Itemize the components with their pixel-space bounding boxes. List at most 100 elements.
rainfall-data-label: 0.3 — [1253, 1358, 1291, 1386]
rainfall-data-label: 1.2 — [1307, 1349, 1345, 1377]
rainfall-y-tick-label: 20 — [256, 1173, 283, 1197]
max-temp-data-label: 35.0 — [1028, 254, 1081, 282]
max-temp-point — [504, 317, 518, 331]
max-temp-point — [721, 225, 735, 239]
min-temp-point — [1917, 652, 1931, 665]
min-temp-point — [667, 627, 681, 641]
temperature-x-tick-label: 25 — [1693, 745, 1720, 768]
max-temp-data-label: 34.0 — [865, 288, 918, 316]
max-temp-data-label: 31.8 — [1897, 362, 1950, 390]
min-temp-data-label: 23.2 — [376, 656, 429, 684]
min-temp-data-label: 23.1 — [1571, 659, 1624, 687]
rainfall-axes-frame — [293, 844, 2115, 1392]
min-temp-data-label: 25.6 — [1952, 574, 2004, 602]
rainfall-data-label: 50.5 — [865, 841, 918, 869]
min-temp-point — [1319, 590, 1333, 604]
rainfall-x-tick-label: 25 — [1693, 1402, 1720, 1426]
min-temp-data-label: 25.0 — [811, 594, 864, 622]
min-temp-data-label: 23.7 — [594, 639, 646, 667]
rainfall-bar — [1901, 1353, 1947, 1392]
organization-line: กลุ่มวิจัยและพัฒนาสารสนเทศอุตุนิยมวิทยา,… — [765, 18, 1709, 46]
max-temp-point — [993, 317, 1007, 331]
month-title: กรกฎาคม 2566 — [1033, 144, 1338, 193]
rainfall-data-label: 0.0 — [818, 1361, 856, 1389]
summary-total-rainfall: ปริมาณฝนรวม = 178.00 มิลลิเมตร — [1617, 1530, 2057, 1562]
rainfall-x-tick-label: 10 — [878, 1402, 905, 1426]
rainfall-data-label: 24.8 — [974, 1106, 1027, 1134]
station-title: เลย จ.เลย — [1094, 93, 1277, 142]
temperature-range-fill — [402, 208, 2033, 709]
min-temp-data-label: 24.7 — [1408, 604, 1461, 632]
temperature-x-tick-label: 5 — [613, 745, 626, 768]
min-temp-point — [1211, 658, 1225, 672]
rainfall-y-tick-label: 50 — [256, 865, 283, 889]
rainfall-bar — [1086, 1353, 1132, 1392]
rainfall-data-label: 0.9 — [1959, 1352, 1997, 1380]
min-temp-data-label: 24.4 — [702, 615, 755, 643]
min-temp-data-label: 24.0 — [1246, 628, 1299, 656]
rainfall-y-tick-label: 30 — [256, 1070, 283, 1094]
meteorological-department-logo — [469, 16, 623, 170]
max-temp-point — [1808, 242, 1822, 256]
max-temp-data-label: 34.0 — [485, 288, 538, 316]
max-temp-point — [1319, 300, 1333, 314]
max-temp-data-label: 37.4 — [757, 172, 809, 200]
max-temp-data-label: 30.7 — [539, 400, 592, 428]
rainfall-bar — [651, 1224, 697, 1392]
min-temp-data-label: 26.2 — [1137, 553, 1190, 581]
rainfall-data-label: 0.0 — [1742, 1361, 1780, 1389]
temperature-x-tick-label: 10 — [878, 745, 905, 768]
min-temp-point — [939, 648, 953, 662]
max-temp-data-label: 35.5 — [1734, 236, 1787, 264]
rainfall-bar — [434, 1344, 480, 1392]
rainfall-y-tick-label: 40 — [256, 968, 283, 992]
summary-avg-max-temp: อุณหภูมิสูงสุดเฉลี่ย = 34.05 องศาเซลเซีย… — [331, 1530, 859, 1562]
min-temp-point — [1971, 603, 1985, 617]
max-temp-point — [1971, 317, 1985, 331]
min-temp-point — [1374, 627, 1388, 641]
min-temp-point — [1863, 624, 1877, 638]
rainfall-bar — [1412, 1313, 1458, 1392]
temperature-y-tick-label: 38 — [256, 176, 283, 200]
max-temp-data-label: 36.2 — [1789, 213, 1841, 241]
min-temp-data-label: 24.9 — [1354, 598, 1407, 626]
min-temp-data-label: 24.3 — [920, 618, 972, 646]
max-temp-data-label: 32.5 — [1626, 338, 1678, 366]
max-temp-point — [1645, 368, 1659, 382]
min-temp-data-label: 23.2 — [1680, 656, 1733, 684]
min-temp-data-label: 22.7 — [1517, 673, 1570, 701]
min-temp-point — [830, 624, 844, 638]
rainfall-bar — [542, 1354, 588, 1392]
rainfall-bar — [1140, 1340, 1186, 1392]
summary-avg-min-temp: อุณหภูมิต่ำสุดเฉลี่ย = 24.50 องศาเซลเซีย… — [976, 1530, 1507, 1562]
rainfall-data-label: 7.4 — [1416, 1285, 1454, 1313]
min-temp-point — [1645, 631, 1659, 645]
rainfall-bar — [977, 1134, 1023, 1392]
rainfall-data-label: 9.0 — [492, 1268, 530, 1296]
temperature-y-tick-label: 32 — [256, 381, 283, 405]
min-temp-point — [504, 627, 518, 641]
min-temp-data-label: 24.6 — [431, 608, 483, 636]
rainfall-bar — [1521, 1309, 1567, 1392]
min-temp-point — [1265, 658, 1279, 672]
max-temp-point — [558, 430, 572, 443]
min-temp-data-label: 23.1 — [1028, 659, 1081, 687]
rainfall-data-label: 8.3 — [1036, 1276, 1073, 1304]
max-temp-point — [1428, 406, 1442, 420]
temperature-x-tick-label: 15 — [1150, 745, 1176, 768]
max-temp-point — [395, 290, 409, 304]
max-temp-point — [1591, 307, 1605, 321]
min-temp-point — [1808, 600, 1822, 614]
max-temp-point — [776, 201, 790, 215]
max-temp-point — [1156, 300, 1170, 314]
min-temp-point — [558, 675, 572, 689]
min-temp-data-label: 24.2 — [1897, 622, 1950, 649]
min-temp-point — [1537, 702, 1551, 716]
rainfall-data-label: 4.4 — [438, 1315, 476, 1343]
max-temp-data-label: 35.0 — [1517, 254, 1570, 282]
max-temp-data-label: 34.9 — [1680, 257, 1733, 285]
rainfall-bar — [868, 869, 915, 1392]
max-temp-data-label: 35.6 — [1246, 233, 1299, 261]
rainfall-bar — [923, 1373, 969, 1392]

TASK DIRECTIONS: Retype the records exactly, from their first line through the line containing "min-temp-data-label: 24.7 —", both included.

RESPONSE FOR THIS EXERCISE:
Itemize the components with their pixel-space bounding boxes. List at most 100 elements.
rainfall-data-label: 0.3 — [1253, 1358, 1291, 1386]
rainfall-data-label: 1.2 — [1307, 1349, 1345, 1377]
rainfall-y-tick-label: 20 — [256, 1173, 283, 1197]
max-temp-data-label: 35.0 — [1028, 254, 1081, 282]
max-temp-point — [504, 317, 518, 331]
max-temp-point — [721, 225, 735, 239]
min-temp-point — [1917, 652, 1931, 665]
min-temp-point — [667, 627, 681, 641]
temperature-x-tick-label: 25 — [1693, 745, 1720, 768]
max-temp-data-label: 34.0 — [865, 288, 918, 316]
max-temp-data-label: 31.8 — [1897, 362, 1950, 390]
min-temp-data-label: 23.2 — [376, 656, 429, 684]
min-temp-data-label: 23.1 — [1571, 659, 1624, 687]
rainfall-axes-frame — [293, 844, 2115, 1392]
min-temp-data-label: 25.6 — [1952, 574, 2004, 602]
rainfall-data-label: 50.5 — [865, 841, 918, 869]
min-temp-point — [1319, 590, 1333, 604]
rainfall-x-tick-label: 25 — [1693, 1402, 1720, 1426]
min-temp-data-label: 25.0 — [811, 594, 864, 622]
min-temp-data-label: 23.7 — [594, 639, 646, 667]
rainfall-bar — [1901, 1353, 1947, 1392]
organization-line: กลุ่มวิจัยและพัฒนาสารสนเทศอุตุนิยมวิทยา,… — [765, 18, 1709, 46]
max-temp-point — [993, 317, 1007, 331]
month-title: กรกฎาคม 2566 — [1033, 144, 1338, 193]
rainfall-data-label: 0.0 — [818, 1361, 856, 1389]
summary-total-rainfall: ปริมาณฝนรวม = 178.00 มิลลิเมตร — [1617, 1530, 2057, 1562]
rainfall-x-tick-label: 10 — [878, 1402, 905, 1426]
rainfall-data-label: 24.8 — [974, 1106, 1027, 1134]
station-title: เลย จ.เลย — [1094, 93, 1277, 142]
temperature-range-fill — [402, 208, 2033, 709]
min-temp-data-label: 24.7 — [1408, 604, 1461, 632]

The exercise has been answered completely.